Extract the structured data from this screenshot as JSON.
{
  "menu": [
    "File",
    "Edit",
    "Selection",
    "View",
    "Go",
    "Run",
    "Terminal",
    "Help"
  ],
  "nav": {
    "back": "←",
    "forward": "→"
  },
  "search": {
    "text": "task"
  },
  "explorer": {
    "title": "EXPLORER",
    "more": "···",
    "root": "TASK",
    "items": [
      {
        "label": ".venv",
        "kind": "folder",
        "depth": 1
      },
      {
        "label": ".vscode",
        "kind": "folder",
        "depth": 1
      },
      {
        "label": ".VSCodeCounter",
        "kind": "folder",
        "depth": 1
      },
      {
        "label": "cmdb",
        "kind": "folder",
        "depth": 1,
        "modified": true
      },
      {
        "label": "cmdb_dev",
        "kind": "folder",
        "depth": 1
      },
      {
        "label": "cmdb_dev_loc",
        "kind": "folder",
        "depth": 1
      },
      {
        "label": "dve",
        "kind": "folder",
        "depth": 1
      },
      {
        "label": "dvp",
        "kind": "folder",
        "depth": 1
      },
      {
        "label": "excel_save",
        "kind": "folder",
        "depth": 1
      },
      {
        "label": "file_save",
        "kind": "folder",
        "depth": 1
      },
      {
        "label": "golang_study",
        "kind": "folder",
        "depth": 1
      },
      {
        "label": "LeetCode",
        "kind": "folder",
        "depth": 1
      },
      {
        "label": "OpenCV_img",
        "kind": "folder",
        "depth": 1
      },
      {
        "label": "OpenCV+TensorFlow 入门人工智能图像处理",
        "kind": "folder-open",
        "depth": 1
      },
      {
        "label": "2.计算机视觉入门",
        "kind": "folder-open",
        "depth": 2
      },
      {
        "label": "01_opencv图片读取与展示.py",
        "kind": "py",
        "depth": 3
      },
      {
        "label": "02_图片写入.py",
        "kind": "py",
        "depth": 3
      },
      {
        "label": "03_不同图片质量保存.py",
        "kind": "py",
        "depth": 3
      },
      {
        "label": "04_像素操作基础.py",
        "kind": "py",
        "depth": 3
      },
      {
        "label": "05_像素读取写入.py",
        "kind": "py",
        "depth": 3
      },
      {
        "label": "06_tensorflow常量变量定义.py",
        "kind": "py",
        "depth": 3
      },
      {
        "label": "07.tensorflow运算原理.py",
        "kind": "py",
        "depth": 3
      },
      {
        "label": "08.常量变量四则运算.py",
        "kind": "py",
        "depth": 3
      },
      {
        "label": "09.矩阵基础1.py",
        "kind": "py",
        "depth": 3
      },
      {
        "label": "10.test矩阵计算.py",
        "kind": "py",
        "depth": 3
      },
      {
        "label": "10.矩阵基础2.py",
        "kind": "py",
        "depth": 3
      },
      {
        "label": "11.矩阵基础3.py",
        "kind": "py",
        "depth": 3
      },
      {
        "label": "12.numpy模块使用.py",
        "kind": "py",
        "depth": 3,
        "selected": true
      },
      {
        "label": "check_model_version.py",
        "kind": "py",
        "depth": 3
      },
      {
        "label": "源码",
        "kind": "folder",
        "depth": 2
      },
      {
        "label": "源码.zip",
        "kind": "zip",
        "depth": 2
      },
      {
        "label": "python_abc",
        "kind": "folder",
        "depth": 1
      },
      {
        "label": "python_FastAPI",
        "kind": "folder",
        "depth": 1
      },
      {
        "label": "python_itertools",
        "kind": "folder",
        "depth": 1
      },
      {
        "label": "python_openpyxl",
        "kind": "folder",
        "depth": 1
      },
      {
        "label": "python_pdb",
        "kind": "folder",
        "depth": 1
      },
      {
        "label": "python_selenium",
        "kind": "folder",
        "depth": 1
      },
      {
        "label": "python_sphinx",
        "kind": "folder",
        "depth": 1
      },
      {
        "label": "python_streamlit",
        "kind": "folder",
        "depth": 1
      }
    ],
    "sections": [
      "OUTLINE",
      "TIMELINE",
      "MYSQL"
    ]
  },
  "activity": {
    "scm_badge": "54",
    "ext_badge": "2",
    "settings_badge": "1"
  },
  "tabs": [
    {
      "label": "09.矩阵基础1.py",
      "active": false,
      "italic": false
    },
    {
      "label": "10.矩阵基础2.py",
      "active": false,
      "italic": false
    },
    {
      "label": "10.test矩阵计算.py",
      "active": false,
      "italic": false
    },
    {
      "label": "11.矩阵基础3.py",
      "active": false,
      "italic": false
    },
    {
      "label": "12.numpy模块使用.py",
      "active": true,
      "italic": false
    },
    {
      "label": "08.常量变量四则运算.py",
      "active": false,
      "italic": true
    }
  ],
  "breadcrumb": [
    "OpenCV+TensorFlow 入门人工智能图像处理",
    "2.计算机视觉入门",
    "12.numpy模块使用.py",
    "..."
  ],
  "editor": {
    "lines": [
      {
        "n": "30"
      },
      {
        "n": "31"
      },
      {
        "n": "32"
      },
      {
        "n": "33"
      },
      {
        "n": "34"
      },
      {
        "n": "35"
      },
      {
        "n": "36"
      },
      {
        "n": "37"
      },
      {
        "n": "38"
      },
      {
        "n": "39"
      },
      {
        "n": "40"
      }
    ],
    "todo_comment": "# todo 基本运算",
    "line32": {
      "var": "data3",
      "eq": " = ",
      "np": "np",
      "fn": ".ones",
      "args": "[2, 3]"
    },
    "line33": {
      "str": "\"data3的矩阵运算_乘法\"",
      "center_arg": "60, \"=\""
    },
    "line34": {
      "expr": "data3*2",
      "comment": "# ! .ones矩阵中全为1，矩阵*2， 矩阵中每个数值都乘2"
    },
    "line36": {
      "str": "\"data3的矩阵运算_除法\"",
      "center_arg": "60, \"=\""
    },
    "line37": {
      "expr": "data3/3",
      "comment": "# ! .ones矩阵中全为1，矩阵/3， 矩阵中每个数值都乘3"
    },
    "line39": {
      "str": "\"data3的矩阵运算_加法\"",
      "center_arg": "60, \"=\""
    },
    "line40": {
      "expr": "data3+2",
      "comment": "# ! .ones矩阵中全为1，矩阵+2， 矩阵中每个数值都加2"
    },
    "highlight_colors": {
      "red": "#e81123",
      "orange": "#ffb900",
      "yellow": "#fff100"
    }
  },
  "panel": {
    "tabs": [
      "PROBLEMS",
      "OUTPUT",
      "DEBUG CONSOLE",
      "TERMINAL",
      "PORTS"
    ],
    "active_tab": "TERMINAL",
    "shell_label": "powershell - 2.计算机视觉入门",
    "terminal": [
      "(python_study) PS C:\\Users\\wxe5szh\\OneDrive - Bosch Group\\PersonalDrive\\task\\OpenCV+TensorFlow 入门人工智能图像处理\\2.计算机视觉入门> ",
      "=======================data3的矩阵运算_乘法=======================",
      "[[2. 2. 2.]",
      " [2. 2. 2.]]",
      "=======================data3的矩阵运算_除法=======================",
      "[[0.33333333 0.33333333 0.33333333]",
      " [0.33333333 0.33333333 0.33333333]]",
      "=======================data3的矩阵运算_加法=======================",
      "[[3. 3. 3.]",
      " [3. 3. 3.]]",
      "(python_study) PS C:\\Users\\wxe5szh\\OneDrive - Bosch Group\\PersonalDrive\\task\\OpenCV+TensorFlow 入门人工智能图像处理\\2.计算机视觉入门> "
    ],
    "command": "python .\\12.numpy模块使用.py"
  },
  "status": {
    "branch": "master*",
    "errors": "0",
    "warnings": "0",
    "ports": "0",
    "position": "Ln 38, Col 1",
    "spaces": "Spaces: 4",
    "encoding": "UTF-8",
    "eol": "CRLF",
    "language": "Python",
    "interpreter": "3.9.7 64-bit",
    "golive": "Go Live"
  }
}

**Given request**
Copy out each line of the records that holds the string "常量变量四则运算".

**Response to this task**
        "label": "08.常量变量四则运算.py",
      "label": "08.常量变量四则运算.py",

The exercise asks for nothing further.